[TASK STATEMENT] In the listing below, locate the lines that hold the string "квалификации". Copy those lines.

[TASK INPUTS]
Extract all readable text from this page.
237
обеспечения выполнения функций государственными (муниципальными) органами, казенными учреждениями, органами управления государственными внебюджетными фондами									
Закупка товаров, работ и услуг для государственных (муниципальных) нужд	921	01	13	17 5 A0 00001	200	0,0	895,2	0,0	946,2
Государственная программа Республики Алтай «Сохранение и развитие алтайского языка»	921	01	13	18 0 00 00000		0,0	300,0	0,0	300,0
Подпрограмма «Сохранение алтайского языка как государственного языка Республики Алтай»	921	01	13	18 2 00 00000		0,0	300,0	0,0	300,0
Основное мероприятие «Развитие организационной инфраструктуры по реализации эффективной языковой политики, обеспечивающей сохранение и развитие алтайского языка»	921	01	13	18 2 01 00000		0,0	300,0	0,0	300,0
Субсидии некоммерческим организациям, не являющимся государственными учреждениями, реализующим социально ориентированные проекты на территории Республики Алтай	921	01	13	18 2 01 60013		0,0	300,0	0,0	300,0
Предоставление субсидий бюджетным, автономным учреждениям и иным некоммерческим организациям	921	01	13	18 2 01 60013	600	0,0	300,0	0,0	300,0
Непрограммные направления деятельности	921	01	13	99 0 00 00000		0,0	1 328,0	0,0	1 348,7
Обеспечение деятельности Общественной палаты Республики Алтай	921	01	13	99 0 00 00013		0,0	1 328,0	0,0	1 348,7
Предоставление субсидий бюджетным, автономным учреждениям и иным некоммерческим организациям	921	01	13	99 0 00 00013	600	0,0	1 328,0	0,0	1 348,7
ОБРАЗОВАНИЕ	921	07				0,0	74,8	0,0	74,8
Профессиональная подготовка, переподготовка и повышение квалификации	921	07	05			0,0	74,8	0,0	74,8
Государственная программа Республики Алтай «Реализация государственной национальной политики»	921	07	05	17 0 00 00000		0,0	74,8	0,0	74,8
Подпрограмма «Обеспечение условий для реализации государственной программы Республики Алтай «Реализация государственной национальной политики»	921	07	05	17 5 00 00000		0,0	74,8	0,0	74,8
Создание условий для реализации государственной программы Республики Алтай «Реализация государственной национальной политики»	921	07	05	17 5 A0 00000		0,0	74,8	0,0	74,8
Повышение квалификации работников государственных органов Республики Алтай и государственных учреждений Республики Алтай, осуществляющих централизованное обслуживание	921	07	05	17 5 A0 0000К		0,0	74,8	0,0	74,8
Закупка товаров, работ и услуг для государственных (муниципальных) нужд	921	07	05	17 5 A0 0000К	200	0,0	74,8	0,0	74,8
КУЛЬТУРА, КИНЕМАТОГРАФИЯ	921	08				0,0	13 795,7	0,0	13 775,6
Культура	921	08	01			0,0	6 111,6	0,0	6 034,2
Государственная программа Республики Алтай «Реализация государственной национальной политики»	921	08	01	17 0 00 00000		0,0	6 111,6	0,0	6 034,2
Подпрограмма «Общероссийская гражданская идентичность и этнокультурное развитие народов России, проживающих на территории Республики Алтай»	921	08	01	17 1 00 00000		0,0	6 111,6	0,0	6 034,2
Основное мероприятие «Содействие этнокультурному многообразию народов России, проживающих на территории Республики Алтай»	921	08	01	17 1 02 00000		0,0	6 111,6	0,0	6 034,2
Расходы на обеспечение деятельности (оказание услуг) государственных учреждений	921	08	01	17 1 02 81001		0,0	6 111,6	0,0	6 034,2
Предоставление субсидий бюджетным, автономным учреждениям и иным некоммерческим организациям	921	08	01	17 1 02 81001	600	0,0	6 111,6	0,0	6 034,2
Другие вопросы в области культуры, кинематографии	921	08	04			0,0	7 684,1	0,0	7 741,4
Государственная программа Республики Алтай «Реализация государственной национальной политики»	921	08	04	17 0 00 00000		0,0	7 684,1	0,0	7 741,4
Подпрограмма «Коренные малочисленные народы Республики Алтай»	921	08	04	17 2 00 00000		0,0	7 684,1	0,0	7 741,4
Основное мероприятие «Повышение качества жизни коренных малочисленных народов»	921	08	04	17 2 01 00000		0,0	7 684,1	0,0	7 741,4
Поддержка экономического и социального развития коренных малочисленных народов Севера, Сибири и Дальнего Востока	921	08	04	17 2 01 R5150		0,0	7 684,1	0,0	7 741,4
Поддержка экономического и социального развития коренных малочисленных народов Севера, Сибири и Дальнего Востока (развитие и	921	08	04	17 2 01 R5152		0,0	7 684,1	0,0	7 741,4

[RESULT]
Профессиональная подготовка, переподготовка и повышение квалификации	921	07	05			0,0	74,8	0,0	74,8
Повышение квалификации работников государственных органов Республики Алтай и государственных учреждений Республики Алтай, осуществляющих централизованное обслуживание	921	07	05	17 5 A0 0000К		0,0	74,8	0,0	74,8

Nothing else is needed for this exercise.